- _What is being asked_: Transcribe all the records with complete accuracy.

Saved entries
════

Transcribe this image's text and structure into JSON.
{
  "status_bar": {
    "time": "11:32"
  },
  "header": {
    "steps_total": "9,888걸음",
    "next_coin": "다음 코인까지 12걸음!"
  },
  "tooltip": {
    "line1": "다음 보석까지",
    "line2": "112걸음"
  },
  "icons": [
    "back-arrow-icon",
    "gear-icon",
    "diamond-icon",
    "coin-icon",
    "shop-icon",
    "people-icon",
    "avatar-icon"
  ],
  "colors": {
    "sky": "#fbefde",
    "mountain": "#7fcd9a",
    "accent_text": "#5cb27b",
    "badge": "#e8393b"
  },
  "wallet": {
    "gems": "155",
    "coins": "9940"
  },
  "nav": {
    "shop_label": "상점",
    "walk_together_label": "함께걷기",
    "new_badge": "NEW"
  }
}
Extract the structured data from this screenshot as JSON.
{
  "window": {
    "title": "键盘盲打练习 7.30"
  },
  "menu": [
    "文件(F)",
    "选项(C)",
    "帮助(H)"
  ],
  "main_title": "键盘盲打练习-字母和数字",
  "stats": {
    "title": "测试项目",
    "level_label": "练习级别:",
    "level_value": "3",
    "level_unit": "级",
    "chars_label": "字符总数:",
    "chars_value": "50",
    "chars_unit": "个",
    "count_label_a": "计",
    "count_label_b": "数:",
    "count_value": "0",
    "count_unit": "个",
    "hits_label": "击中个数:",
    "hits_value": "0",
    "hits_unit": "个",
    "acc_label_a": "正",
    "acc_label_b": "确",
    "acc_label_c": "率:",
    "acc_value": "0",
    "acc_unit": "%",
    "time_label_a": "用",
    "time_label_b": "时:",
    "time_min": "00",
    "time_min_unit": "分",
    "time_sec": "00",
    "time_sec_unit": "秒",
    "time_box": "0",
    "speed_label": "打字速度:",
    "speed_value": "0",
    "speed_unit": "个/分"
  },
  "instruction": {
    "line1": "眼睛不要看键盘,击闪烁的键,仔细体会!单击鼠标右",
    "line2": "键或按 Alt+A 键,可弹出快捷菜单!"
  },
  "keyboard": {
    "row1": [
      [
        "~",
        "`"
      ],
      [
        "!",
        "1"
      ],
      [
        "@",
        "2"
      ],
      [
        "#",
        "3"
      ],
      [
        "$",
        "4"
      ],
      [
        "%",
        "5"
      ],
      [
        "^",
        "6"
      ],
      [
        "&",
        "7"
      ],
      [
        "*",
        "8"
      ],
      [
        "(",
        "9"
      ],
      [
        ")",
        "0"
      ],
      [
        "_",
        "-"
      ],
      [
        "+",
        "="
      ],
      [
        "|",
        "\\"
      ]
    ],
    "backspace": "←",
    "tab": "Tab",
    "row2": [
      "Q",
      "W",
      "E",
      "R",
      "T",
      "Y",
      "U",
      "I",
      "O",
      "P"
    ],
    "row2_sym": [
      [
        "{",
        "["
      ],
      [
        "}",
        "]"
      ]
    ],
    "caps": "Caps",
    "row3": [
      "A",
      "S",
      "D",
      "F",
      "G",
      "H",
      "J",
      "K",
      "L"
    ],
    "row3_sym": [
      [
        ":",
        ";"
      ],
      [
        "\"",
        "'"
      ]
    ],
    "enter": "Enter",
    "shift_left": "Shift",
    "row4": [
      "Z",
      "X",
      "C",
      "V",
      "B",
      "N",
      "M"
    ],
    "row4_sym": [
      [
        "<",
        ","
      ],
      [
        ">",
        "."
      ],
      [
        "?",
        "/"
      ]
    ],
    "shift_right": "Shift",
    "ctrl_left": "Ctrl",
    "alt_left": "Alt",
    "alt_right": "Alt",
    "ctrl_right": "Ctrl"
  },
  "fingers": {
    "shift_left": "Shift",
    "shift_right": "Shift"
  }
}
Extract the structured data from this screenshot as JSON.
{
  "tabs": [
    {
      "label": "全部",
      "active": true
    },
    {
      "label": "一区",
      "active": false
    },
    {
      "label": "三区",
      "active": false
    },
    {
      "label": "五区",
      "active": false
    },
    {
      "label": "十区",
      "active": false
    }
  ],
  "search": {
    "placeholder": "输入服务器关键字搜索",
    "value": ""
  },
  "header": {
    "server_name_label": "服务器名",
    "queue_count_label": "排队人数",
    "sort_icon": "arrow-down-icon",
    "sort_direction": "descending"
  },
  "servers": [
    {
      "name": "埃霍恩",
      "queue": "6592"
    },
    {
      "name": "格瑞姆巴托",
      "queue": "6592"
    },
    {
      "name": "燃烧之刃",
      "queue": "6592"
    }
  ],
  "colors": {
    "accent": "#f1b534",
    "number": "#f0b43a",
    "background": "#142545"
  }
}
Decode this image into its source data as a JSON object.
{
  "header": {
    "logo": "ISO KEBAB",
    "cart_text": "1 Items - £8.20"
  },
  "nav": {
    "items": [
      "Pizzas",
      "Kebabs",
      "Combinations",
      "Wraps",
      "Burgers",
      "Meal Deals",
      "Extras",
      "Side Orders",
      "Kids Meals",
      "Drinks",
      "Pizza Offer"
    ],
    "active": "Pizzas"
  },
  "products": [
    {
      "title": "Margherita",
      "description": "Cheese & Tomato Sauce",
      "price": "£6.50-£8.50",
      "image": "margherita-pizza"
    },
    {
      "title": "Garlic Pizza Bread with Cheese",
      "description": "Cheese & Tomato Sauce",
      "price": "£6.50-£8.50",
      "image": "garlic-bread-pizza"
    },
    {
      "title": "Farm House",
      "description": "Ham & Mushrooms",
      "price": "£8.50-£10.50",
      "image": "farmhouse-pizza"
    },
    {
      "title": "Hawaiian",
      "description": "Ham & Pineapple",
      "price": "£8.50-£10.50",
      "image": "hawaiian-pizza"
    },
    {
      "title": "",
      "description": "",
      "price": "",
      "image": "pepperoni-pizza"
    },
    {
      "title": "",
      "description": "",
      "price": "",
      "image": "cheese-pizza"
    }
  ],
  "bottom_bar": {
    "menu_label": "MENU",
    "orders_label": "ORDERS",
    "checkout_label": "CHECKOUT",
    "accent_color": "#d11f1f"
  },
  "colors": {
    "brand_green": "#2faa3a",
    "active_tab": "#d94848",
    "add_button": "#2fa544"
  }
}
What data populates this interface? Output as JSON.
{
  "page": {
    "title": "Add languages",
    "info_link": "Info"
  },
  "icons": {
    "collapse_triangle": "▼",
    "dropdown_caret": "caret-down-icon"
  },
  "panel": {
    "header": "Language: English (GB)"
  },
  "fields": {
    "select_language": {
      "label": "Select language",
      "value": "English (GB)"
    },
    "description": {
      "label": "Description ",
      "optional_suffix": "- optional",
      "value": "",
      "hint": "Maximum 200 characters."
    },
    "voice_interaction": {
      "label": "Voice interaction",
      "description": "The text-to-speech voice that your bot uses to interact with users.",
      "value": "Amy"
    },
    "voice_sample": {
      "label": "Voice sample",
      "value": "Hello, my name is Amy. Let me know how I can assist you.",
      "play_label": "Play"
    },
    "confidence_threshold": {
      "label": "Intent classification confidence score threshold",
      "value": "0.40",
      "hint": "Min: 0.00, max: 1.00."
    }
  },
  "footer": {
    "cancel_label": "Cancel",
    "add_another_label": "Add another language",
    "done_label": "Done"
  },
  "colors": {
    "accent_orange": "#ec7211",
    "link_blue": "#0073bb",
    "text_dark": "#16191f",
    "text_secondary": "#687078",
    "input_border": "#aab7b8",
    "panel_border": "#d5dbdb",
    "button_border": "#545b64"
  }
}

════

- _Full answer_:
Transcribe this image's text and structure into JSON.
{
  "status_bar": {
    "time": "11:32"
  },
  "header": {
    "steps_total": "9,888걸음",
    "next_coin": "다음 코인까지 12걸음!"
  },
  "tooltip": {
    "line1": "다음 보석까지",
    "line2": "112걸음"
  },
  "icons": [
    "back-arrow-icon",
    "gear-icon",
    "diamond-icon",
    "coin-icon",
    "shop-icon",
    "people-icon",
    "avatar-icon"
  ],
  "colors": {
    "sky": "#fbefde",
    "mountain": "#7fcd9a",
    "accent_text": "#5cb27b",
    "badge": "#e8393b"
  },
  "wallet": {
    "gems": "155",
    "coins": "9940"
  },
  "nav": {
    "shop_label": "상점",
    "walk_together_label": "함께걷기",
    "new_badge": "NEW"
  }
}
Extract the structured data from this screenshot as JSON.
{
  "window": {
    "title": "键盘盲打练习 7.30"
  },
  "menu": [
    "文件(F)",
    "选项(C)",
    "帮助(H)"
  ],
  "main_title": "键盘盲打练习-字母和数字",
  "stats": {
    "title": "测试项目",
    "level_label": "练习级别:",
    "level_value": "3",
    "level_unit": "级",
    "chars_label": "字符总数:",
    "chars_value": "50",
    "chars_unit": "个",
    "count_label_a": "计",
    "count_label_b": "数:",
    "count_value": "0",
    "count_unit": "个",
    "hits_label": "击中个数:",
    "hits_value": "0",
    "hits_unit": "个",
    "acc_label_a": "正",
    "acc_label_b": "确",
    "acc_label_c": "率:",
    "acc_value": "0",
    "acc_unit": "%",
    "time_label_a": "用",
    "time_label_b": "时:",
    "time_min": "00",
    "time_min_unit": "分",
    "time_sec": "00",
    "time_sec_unit": "秒",
    "time_box": "0",
    "speed_label": "打字速度:",
    "speed_value": "0",
    "speed_unit": "个/分"
  },
  "instruction": {
    "line1": "眼睛不要看键盘,击闪烁的键,仔细体会!单击鼠标右",
    "line2": "键或按 Alt+A 键,可弹出快捷菜单!"
  },
  "keyboard": {
    "row1": [
      [
        "~",
        "`"
      ],
      [
        "!",
        "1"
      ],
      [
        "@",
        "2"
      ],
      [
        "#",
        "3"
      ],
      [
        "$",
        "4"
      ],
      [
        "%",
        "5"
      ],
      [
        "^",
        "6"
      ],
      [
        "&",
        "7"
      ],
      [
        "*",
        "8"
      ],
      [
        "(",
        "9"
      ],
      [
        ")",
        "0"
      ],
      [
        "_",
        "-"
      ],
      [
        "+",
        "="
      ],
      [
        "|",
        "\\"
      ]
    ],
    "backspace": "←",
    "tab": "Tab",
    "row2": [
      "Q",
      "W",
      "E",
      "R",
      "T",
      "Y",
      "U",
      "I",
      "O",
      "P"
    ],
    "row2_sym": [
      [
        "{",
        "["
      ],
      [
        "}",
        "]"
      ]
    ],
    "caps": "Caps",
    "row3": [
      "A",
      "S",
      "D",
      "F",
      "G",
      "H",
      "J",
      "K",
      "L"
    ],
    "row3_sym": [
      [
        ":",
        ";"
      ],
      [
        "\"",
        "'"
      ]
    ],
    "enter": "Enter",
    "shift_left": "Shift",
    "row4": [
      "Z",
      "X",
      "C",
      "V",
      "B",
      "N",
      "M"
    ],
    "row4_sym": [
      [
        "<",
        ","
      ],
      [
        ">",
        "."
      ],
      [
        "?",
        "/"
      ]
    ],
    "shift_right": "Shift",
    "ctrl_left": "Ctrl",
    "alt_left": "Alt",
    "alt_right": "Alt",
    "ctrl_right": "Ctrl"
  },
  "fingers": {
    "shift_left": "Shift",
    "shift_right": "Shift"
  }
}
Extract the structured data from this screenshot as JSON.
{
  "tabs": [
    {
      "label": "全部",
      "active": true
    },
    {
      "label": "一区",
      "active": false
    },
    {
      "label": "三区",
      "active": false
    },
    {
      "label": "五区",
      "active": false
    },
    {
      "label": "十区",
      "active": false
    }
  ],
  "search": {
    "placeholder": "输入服务器关键字搜索",
    "value": ""
  },
  "header": {
    "server_name_label": "服务器名",
    "queue_count_label": "排队人数",
    "sort_icon": "arrow-down-icon",
    "sort_direction": "descending"
  },
  "servers": [
    {
      "name": "埃霍恩",
      "queue": "6592"
    },
    {
      "name": "格瑞姆巴托",
      "queue": "6592"
    },
    {
      "name": "燃烧之刃",
      "queue": "6592"
    }
  ],
  "colors": {
    "accent": "#f1b534",
    "number": "#f0b43a",
    "background": "#142545"
  }
}
Decode this image into its source data as a JSON object.
{
  "header": {
    "logo": "ISO KEBAB",
    "cart_text": "1 Items - £8.20"
  },
  "nav": {
    "items": [
      "Pizzas",
      "Kebabs",
      "Combinations",
      "Wraps",
      "Burgers",
      "Meal Deals",
      "Extras",
      "Side Orders",
      "Kids Meals",
      "Drinks",
      "Pizza Offer"
    ],
    "active": "Pizzas"
  },
  "products": [
    {
      "title": "Margherita",
      "description": "Cheese & Tomato Sauce",
      "price": "£6.50-£8.50",
      "image": "margherita-pizza"
    },
    {
      "title": "Garlic Pizza Bread with Cheese",
      "description": "Cheese & Tomato Sauce",
      "price": "£6.50-£8.50",
      "image": "garlic-bread-pizza"
    },
    {
      "title": "Farm House",
      "description": "Ham & Mushrooms",
      "price": "£8.50-£10.50",
      "image": "farmhouse-pizza"
    },
    {
      "title": "Hawaiian",
      "description": "Ham & Pineapple",
      "price": "£8.50-£10.50",
      "image": "hawaiian-pizza"
    },
    {
      "title": "",
      "description": "",
      "price": "",
      "image": "pepperoni-pizza"
    },
    {
      "title": "",
      "description": "",
      "price": "",
      "image": "cheese-pizza"
    }
  ],
  "bottom_bar": {
    "menu_label": "MENU",
    "orders_label": "ORDERS",
    "checkout_label": "CHECKOUT",
    "accent_color": "#d11f1f"
  },
  "colors": {
    "brand_green": "#2faa3a",
    "active_tab": "#d94848",
    "add_button": "#2fa544"
  }
}
What data populates this interface? Output as JSON.
{
  "page": {
    "title": "Add languages",
    "info_link": "Info"
  },
  "icons": {
    "collapse_triangle": "▼",
    "dropdown_caret": "caret-down-icon"
  },
  "panel": {
    "header": "Language: English (GB)"
  },
  "fields": {
    "select_language": {
      "label": "Select language",
      "value": "English (GB)"
    },
    "description": {
      "label": "Description ",
      "optional_suffix": "- optional",
      "value": "",
      "hint": "Maximum 200 characters."
    },
    "voice_interaction": {
      "label": "Voice interaction",
      "description": "The text-to-speech voice that your bot uses to interact with users.",
      "value": "Amy"
    },
    "voice_sample": {
      "label": "Voice sample",
      "value": "Hello, my name is Amy. Let me know how I can assist you.",
      "play_label": "Play"
    },
    "confidence_threshold": {
      "label": "Intent classification confidence score threshold",
      "value": "0.40",
      "hint": "Min: 0.00, max: 1.00."
    }
  },
  "footer": {
    "cancel_label": "Cancel",
    "add_another_label": "Add another language",
    "done_label": "Done"
  },
  "colors": {
    "accent_orange": "#ec7211",
    "link_blue": "#0073bb",
    "text_dark": "#16191f",
    "text_secondary": "#687078",
    "input_border": "#aab7b8",
    "panel_border": "#d5dbdb",
    "button_border": "#545b64"
  }
}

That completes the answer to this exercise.